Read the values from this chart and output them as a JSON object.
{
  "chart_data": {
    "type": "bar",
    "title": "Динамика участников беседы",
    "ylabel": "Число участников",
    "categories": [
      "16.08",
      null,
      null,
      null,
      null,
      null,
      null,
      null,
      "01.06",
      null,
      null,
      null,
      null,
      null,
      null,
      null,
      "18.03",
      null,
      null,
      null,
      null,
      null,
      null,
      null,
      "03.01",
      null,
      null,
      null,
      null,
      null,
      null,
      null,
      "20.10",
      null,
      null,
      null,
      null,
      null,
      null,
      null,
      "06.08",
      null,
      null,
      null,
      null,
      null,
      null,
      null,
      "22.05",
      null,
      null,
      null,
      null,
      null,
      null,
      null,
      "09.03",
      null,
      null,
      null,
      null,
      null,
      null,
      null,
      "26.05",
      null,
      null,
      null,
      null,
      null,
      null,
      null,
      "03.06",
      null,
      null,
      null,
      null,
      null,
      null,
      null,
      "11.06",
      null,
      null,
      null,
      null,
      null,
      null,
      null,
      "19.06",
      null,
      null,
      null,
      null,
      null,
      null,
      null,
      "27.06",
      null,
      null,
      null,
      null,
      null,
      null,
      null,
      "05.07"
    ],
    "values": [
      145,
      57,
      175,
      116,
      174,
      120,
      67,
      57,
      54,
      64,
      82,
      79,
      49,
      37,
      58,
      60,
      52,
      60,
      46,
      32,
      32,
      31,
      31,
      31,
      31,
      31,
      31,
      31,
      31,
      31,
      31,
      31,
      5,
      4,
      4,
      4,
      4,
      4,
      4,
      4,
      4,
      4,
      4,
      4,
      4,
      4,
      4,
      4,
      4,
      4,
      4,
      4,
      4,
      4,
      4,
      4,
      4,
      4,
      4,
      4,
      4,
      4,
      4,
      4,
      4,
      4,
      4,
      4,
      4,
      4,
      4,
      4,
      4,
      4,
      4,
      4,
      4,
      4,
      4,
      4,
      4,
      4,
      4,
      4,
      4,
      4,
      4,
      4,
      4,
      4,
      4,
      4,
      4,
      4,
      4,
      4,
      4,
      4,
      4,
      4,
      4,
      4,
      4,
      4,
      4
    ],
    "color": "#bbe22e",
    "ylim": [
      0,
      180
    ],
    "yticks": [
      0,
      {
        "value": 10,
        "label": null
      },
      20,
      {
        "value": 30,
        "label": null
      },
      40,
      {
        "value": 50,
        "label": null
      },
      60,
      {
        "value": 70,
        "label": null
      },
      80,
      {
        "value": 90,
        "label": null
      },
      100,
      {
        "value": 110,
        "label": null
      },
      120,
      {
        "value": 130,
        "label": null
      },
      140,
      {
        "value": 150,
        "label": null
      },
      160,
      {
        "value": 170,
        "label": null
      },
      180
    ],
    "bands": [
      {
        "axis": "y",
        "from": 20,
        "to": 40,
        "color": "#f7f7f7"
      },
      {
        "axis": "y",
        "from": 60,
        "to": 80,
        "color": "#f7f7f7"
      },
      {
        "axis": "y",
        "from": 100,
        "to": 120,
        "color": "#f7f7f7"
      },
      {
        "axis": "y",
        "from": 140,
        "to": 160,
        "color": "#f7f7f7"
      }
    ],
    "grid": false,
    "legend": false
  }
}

- _Task details_
Set down every record above exactly as given.

- _Answer for this exercise_
Read the values from this chart and output them as a JSON object.
{
  "chart_data": {
    "type": "bar",
    "title": "Динамика участников беседы",
    "ylabel": "Число участников",
    "categories": [
      "16.08",
      null,
      null,
      null,
      null,
      null,
      null,
      null,
      "01.06",
      null,
      null,
      null,
      null,
      null,
      null,
      null,
      "18.03",
      null,
      null,
      null,
      null,
      null,
      null,
      null,
      "03.01",
      null,
      null,
      null,
      null,
      null,
      null,
      null,
      "20.10",
      null,
      null,
      null,
      null,
      null,
      null,
      null,
      "06.08",
      null,
      null,
      null,
      null,
      null,
      null,
      null,
      "22.05",
      null,
      null,
      null,
      null,
      null,
      null,
      null,
      "09.03",
      null,
      null,
      null,
      null,
      null,
      null,
      null,
      "26.05",
      null,
      null,
      null,
      null,
      null,
      null,
      null,
      "03.06",
      null,
      null,
      null,
      null,
      null,
      null,
      null,
      "11.06",
      null,
      null,
      null,
      null,
      null,
      null,
      null,
      "19.06",
      null,
      null,
      null,
      null,
      null,
      null,
      null,
      "27.06",
      null,
      null,
      null,
      null,
      null,
      null,
      null,
      "05.07"
    ],
    "values": [
      145,
      57,
      175,
      116,
      174,
      120,
      67,
      57,
      54,
      64,
      82,
      79,
      49,
      37,
      58,
      60,
      52,
      60,
      46,
      32,
      32,
      31,
      31,
      31,
      31,
      31,
      31,
      31,
      31,
      31,
      31,
      31,
      5,
      4,
      4,
      4,
      4,
      4,
      4,
      4,
      4,
      4,
      4,
      4,
      4,
      4,
      4,
      4,
      4,
      4,
      4,
      4,
      4,
      4,
      4,
      4,
      4,
      4,
      4,
      4,
      4,
      4,
      4,
      4,
      4,
      4,
      4,
      4,
      4,
      4,
      4,
      4,
      4,
      4,
      4,
      4,
      4,
      4,
      4,
      4,
      4,
      4,
      4,
      4,
      4,
      4,
      4,
      4,
      4,
      4,
      4,
      4,
      4,
      4,
      4,
      4,
      4,
      4,
      4,
      4,
      4,
      4,
      4,
      4,
      4
    ],
    "color": "#bbe22e",
    "ylim": [
      0,
      180
    ],
    "yticks": [
      0,
      {
        "value": 10,
        "label": null
      },
      20,
      {
        "value": 30,
        "label": null
      },
      40,
      {
        "value": 50,
        "label": null
      },
      60,
      {
        "value": 70,
        "label": null
      },
      80,
      {
        "value": 90,
        "label": null
      },
      100,
      {
        "value": 110,
        "label": null
      },
      120,
      {
        "value": 130,
        "label": null
      },
      140,
      {
        "value": 150,
        "label": null
      },
      160,
      {
        "value": 170,
        "label": null
      },
      180
    ],
    "bands": [
      {
        "axis": "y",
        "from": 20,
        "to": 40,
        "color": "#f7f7f7"
      },
      {
        "axis": "y",
        "from": 60,
        "to": 80,
        "color": "#f7f7f7"
      },
      {
        "axis": "y",
        "from": 100,
        "to": 120,
        "color": "#f7f7f7"
      },
      {
        "axis": "y",
        "from": 140,
        "to": 160,
        "color": "#f7f7f7"
      }
    ],
    "grid": false,
    "legend": false
  }
}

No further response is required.